- _Exercise aim_
From the listing below, return each line that includes "this".

Data items
>>>

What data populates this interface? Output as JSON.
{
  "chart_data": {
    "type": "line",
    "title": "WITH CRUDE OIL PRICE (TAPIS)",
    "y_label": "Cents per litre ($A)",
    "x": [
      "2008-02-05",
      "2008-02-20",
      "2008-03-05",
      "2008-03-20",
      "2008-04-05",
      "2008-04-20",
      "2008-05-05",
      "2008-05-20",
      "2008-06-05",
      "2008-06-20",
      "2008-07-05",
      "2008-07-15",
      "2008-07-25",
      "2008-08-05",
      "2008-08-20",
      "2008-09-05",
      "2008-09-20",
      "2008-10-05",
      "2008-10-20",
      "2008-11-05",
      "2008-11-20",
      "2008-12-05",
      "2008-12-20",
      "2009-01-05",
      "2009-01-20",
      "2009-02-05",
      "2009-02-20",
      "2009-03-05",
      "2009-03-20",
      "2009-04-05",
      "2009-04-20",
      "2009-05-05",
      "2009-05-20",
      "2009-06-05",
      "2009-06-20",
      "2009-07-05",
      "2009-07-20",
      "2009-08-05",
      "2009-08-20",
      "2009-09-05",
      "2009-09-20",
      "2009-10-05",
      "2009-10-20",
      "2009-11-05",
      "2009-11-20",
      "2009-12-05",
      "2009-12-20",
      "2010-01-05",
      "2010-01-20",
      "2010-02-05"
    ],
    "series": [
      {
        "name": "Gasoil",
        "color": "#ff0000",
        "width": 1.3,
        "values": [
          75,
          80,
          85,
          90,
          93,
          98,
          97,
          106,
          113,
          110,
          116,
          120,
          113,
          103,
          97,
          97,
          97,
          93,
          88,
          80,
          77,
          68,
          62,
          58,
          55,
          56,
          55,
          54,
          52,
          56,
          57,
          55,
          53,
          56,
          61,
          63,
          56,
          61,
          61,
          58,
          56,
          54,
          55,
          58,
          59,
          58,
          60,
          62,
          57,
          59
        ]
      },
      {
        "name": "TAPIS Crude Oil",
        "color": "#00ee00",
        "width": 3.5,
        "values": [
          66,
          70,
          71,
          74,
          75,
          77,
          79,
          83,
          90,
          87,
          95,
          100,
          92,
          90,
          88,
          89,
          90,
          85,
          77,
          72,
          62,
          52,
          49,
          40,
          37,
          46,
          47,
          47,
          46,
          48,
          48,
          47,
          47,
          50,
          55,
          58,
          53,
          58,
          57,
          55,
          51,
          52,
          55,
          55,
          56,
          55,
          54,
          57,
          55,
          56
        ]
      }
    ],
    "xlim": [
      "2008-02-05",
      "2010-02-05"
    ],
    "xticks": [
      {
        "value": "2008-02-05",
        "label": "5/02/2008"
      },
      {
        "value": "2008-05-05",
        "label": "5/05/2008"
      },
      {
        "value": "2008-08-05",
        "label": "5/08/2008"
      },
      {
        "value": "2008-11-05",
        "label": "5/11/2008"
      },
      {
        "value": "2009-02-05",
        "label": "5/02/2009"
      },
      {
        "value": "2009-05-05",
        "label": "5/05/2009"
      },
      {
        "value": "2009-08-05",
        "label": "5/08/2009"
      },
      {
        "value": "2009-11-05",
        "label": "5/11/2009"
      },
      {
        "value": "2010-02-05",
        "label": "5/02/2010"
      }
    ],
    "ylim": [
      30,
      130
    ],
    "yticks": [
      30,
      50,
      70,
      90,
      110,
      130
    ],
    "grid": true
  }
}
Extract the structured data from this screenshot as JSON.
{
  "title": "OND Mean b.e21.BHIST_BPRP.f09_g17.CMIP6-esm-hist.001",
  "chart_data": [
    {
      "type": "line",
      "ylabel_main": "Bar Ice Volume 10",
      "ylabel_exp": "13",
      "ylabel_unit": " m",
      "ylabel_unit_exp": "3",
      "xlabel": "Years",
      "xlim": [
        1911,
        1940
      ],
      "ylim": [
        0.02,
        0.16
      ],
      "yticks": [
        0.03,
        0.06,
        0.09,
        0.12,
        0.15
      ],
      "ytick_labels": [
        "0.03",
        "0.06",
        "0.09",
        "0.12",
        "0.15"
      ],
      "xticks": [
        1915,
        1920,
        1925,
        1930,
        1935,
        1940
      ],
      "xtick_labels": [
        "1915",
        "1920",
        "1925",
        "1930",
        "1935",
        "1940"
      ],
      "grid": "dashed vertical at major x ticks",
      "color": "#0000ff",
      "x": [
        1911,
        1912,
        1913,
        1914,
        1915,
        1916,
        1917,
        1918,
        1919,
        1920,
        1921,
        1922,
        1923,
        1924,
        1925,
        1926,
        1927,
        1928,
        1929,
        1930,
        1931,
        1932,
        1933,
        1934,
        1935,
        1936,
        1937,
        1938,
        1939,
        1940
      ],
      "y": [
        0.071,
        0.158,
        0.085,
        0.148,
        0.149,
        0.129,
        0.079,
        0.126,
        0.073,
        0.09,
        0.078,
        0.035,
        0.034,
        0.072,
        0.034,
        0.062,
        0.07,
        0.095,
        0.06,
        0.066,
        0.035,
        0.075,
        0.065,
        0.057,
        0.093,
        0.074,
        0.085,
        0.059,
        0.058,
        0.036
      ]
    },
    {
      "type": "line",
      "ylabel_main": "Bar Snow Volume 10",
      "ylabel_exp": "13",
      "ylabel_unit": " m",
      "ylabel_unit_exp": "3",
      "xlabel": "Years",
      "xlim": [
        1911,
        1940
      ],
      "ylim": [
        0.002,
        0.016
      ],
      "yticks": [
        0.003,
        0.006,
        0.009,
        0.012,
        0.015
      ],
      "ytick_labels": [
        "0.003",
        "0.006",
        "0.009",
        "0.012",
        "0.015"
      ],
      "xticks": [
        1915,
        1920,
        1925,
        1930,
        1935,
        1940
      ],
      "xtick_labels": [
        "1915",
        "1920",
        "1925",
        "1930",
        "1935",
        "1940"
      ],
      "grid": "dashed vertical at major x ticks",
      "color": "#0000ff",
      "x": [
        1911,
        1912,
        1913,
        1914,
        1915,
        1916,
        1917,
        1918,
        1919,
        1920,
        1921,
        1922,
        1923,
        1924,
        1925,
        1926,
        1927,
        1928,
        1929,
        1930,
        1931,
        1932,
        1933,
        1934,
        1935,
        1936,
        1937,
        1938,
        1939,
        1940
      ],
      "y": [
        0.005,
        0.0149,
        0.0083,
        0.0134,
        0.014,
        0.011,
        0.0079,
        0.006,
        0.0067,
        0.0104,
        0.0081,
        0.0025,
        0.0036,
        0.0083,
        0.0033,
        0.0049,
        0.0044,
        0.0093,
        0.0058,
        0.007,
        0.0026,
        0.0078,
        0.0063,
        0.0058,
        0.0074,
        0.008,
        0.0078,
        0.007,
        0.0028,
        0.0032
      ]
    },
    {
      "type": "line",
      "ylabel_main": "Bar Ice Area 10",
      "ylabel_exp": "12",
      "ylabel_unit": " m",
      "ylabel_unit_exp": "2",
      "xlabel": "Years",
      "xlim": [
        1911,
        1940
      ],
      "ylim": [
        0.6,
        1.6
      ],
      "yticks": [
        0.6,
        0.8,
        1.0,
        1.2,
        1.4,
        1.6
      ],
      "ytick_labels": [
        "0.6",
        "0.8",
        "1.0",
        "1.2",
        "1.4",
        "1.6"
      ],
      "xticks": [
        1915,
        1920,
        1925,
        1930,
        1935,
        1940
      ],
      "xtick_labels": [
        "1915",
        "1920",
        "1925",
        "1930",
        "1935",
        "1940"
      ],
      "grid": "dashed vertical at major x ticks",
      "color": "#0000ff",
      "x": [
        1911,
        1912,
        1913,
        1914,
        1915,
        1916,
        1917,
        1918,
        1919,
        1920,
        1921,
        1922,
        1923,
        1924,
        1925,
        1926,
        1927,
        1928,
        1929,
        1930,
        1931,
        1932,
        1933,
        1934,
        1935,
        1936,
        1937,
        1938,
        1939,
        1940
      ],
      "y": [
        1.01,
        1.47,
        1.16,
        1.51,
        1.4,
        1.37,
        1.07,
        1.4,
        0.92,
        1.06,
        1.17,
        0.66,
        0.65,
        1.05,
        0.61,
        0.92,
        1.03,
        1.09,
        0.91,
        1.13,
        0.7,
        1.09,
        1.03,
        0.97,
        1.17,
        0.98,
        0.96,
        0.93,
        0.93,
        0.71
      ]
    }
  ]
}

<<<

- _Response to the task_
What data populates this interface? Output as JSON.
Extract the structured data from this screenshot as JSON.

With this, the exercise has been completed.